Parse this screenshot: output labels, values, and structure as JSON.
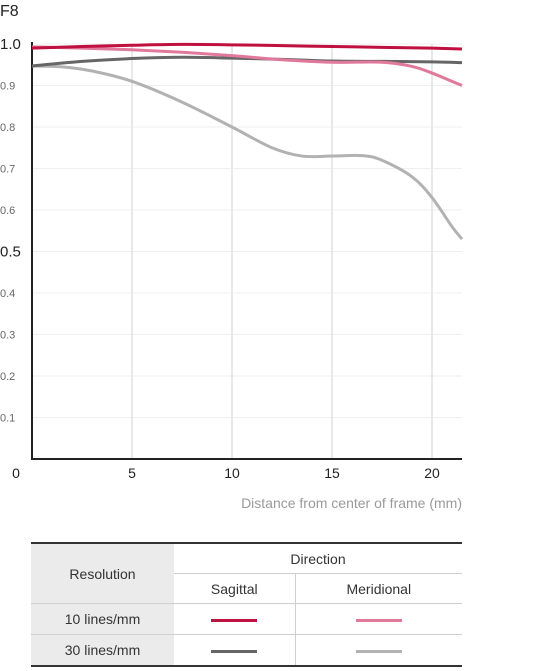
{
  "chart_data": {
    "type": "line",
    "title": "F8",
    "xlabel": "Distance from center of frame (mm)",
    "ylabel": "",
    "xlim": [
      0,
      21.5
    ],
    "ylim": [
      0,
      1.0
    ],
    "x_ticks": [
      {
        "value": 0,
        "label": "0"
      },
      {
        "value": 5,
        "label": "5"
      },
      {
        "value": 10,
        "label": "10"
      },
      {
        "value": 15,
        "label": "15"
      },
      {
        "value": 20,
        "label": "20"
      }
    ],
    "y_ticks": [
      {
        "value": 0.1,
        "label": "0.1"
      },
      {
        "value": 0.2,
        "label": "0.2"
      },
      {
        "value": 0.3,
        "label": "0.3"
      },
      {
        "value": 0.4,
        "label": "0.4"
      },
      {
        "value": 0.5,
        "label": "0.5"
      },
      {
        "value": 0.6,
        "label": "0.6"
      },
      {
        "value": 0.7,
        "label": "0.7"
      },
      {
        "value": 0.8,
        "label": "0.8"
      },
      {
        "value": 0.9,
        "label": "0.9"
      },
      {
        "value": 1.0,
        "label": "1.0"
      }
    ],
    "grid": true,
    "series": [
      {
        "key": "s10",
        "color": "#c0103f",
        "x": [
          0,
          2.5,
          5,
          7.5,
          10,
          12.5,
          15,
          17.5,
          20,
          21.5
        ],
        "y": [
          0.99,
          0.994,
          0.997,
          0.999,
          0.998,
          0.996,
          0.994,
          0.992,
          0.99,
          0.988
        ]
      },
      {
        "key": "m10",
        "color": "#e0799a",
        "x": [
          0,
          2.5,
          5,
          7.5,
          10,
          12.5,
          15,
          17.5,
          19,
          20,
          21,
          21.5
        ],
        "y": [
          0.993,
          0.99,
          0.986,
          0.98,
          0.972,
          0.962,
          0.956,
          0.956,
          0.946,
          0.93,
          0.91,
          0.9
        ]
      },
      {
        "key": "s30",
        "color": "#666666",
        "x": [
          0,
          2.5,
          5,
          7.5,
          10,
          12.5,
          15,
          17.5,
          20,
          21.5
        ],
        "y": [
          0.947,
          0.958,
          0.965,
          0.968,
          0.966,
          0.963,
          0.959,
          0.958,
          0.957,
          0.955
        ]
      },
      {
        "key": "m30",
        "color": "#b2b2b2",
        "x": [
          0,
          1.5,
          3,
          5,
          7.5,
          10,
          12,
          13.5,
          15,
          16.5,
          17.5,
          19,
          20,
          21,
          21.5
        ],
        "y": [
          0.947,
          0.945,
          0.935,
          0.91,
          0.86,
          0.8,
          0.75,
          0.73,
          0.73,
          0.731,
          0.72,
          0.68,
          0.63,
          0.56,
          0.53
        ]
      }
    ]
  },
  "legend_table": {
    "resolution_header": "Resolution",
    "direction_header": "Direction",
    "sagittal_header": "Sagittal",
    "meridional_header": "Meridional",
    "rows": [
      {
        "label": "10 lines/mm",
        "sagittal_color": "#c0103f",
        "meridional_color": "#e0799a"
      },
      {
        "label": "30 lines/mm",
        "sagittal_color": "#666666",
        "meridional_color": "#b2b2b2"
      }
    ]
  }
}
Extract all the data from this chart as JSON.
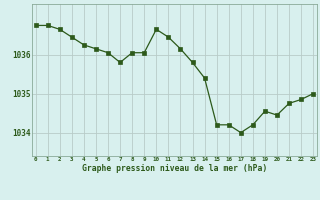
{
  "x": [
    0,
    1,
    2,
    3,
    4,
    5,
    6,
    7,
    8,
    9,
    10,
    11,
    12,
    13,
    14,
    15,
    16,
    17,
    18,
    19,
    20,
    21,
    22,
    23
  ],
  "y": [
    1036.75,
    1036.75,
    1036.65,
    1036.45,
    1036.25,
    1036.15,
    1036.05,
    1035.8,
    1036.05,
    1036.05,
    1036.65,
    1036.45,
    1036.15,
    1035.8,
    1035.4,
    1034.2,
    1034.2,
    1034.0,
    1034.2,
    1034.55,
    1034.45,
    1034.75,
    1034.85,
    1035.0
  ],
  "line_color": "#2d5a1b",
  "marker_color": "#2d5a1b",
  "bg_color": "#d8f0ee",
  "grid_color": "#b8ccc8",
  "xlabel": "Graphe pression niveau de la mer (hPa)",
  "xlabel_color": "#2d5a1b",
  "ylabel_ticks": [
    1034,
    1035,
    1036
  ],
  "ylim": [
    1033.4,
    1037.3
  ],
  "xlim": [
    -0.3,
    23.3
  ],
  "title": ""
}
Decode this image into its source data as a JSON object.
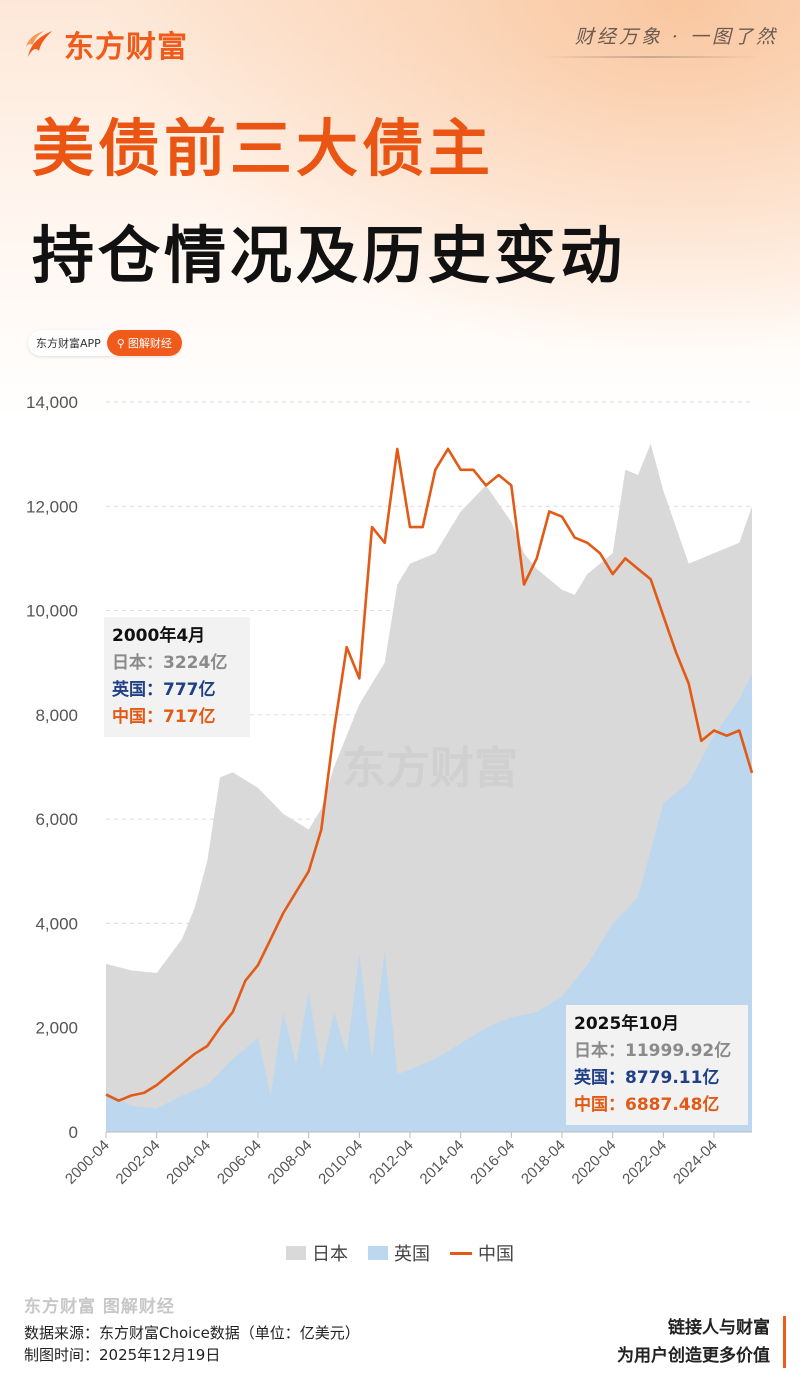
{
  "header": {
    "brand": "东方财富",
    "slogan": "财经万象 · 一图了然",
    "title_line1": "美债前三大债主",
    "title_line2": "持仓情况及历史变动",
    "app_label": "东方财富APP",
    "app_button": "图解财经"
  },
  "colors": {
    "accent": "#f05a1a",
    "japan_area": "#d9d9d9",
    "uk_area": "#bcd7ee",
    "china_line": "#e25a16"
  },
  "watermark": "东方财富",
  "chart_data": {
    "type": "area",
    "title": "",
    "xlabel": "",
    "ylabel": "",
    "ylim": [
      0,
      14000
    ],
    "yticks": [
      "0",
      "2,000",
      "4,000",
      "6,000",
      "8,000",
      "10,000",
      "12,000",
      "14,000"
    ],
    "yticks_values": [
      0,
      2000,
      4000,
      6000,
      8000,
      10000,
      12000,
      14000
    ],
    "xticks": [
      "2000-04",
      "2002-04",
      "2004-04",
      "2006-04",
      "2008-04",
      "2010-04",
      "2012-04",
      "2014-04",
      "2016-04",
      "2018-04",
      "2020-04",
      "2022-04",
      "2024-04"
    ],
    "x_range": [
      "2000-04",
      "2025-10"
    ],
    "grid": "horizontal dashed",
    "legend_position": "bottom",
    "series": [
      {
        "name": "日本",
        "kind": "area",
        "color": "#d9d9d9",
        "x": [
          "2000-04",
          "2001-04",
          "2002-04",
          "2003-04",
          "2003-10",
          "2004-04",
          "2004-10",
          "2005-04",
          "2006-04",
          "2007-04",
          "2008-04",
          "2008-10",
          "2009-04",
          "2010-04",
          "2011-04",
          "2011-10",
          "2012-04",
          "2013-04",
          "2014-04",
          "2015-04",
          "2016-04",
          "2016-10",
          "2017-04",
          "2018-04",
          "2018-10",
          "2019-04",
          "2020-04",
          "2020-10",
          "2021-04",
          "2021-10",
          "2022-04",
          "2023-04",
          "2024-04",
          "2025-04",
          "2025-10"
        ],
        "values": [
          3224,
          3100,
          3050,
          3700,
          4300,
          5200,
          6800,
          6900,
          6600,
          6100,
          5800,
          6200,
          7000,
          8200,
          9000,
          10500,
          10900,
          11100,
          11900,
          12400,
          11700,
          11100,
          10800,
          10400,
          10300,
          10700,
          11100,
          12700,
          12600,
          13200,
          12300,
          10900,
          11100,
          11300,
          11999.92
        ]
      },
      {
        "name": "英国",
        "kind": "area",
        "color": "#bcd7ee",
        "x": [
          "2000-04",
          "2001-04",
          "2002-04",
          "2003-04",
          "2004-04",
          "2005-04",
          "2006-04",
          "2006-10",
          "2007-04",
          "2007-10",
          "2008-04",
          "2008-10",
          "2009-04",
          "2009-10",
          "2010-04",
          "2010-10",
          "2011-04",
          "2011-10",
          "2012-04",
          "2013-04",
          "2014-04",
          "2015-04",
          "2016-04",
          "2017-04",
          "2018-04",
          "2019-04",
          "2020-04",
          "2021-04",
          "2022-04",
          "2023-04",
          "2024-04",
          "2025-04",
          "2025-10"
        ],
        "values": [
          777,
          500,
          450,
          700,
          900,
          1400,
          1800,
          700,
          2300,
          1300,
          2700,
          1200,
          2300,
          1500,
          3400,
          1400,
          3500,
          1100,
          1200,
          1400,
          1700,
          2000,
          2200,
          2300,
          2600,
          3200,
          4000,
          4500,
          6300,
          6700,
          7600,
          8300,
          8779.11
        ]
      },
      {
        "name": "中国",
        "kind": "line",
        "color": "#e25a16",
        "x": [
          "2000-04",
          "2000-10",
          "2001-04",
          "2001-10",
          "2002-04",
          "2002-10",
          "2003-04",
          "2003-10",
          "2004-04",
          "2004-10",
          "2005-04",
          "2005-10",
          "2006-04",
          "2006-10",
          "2007-04",
          "2007-10",
          "2008-04",
          "2008-10",
          "2009-04",
          "2009-10",
          "2010-04",
          "2010-10",
          "2011-04",
          "2011-10",
          "2012-04",
          "2012-10",
          "2013-04",
          "2013-10",
          "2014-04",
          "2014-10",
          "2015-04",
          "2015-10",
          "2016-04",
          "2016-10",
          "2017-04",
          "2017-10",
          "2018-04",
          "2018-10",
          "2019-04",
          "2019-10",
          "2020-04",
          "2020-10",
          "2021-04",
          "2021-10",
          "2022-04",
          "2022-10",
          "2023-04",
          "2023-10",
          "2024-04",
          "2024-10",
          "2025-04",
          "2025-10"
        ],
        "values": [
          717,
          600,
          700,
          750,
          900,
          1100,
          1300,
          1500,
          1650,
          2000,
          2300,
          2900,
          3200,
          3700,
          4200,
          4600,
          5000,
          5800,
          7700,
          9300,
          8700,
          11600,
          11300,
          13100,
          11600,
          11600,
          12700,
          13100,
          12700,
          12700,
          12400,
          12600,
          12400,
          10500,
          11000,
          11900,
          11800,
          11400,
          11300,
          11100,
          10700,
          11000,
          10800,
          10600,
          9900,
          9200,
          8600,
          7500,
          7700,
          7600,
          7700,
          6887.48
        ]
      }
    ],
    "annotations": [
      {
        "position": "left",
        "date": "2000年4月",
        "japan": "日本：3224亿",
        "uk": "英国：777亿",
        "china": "中国：717亿"
      },
      {
        "position": "right",
        "date": "2025年10月",
        "japan": "日本：11999.92亿",
        "uk": "英国：8779.11亿",
        "china": "中国：6887.48亿"
      }
    ]
  },
  "footer": {
    "logo": "东方财富 图解财经",
    "source": "数据来源：东方财富Choice数据（单位：亿美元）",
    "date": "制图时间：2025年12月19日",
    "tagline1": "链接人与财富",
    "tagline2": "为用户创造更多价值"
  }
}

# # # # #

» THE TASK
Copy out the lines in which the string "date" appears.

» FULL ANSWER
        "date": "2000年4月",
        "date": "2025年10月",
    "date": "制图时间：2025年12月19日",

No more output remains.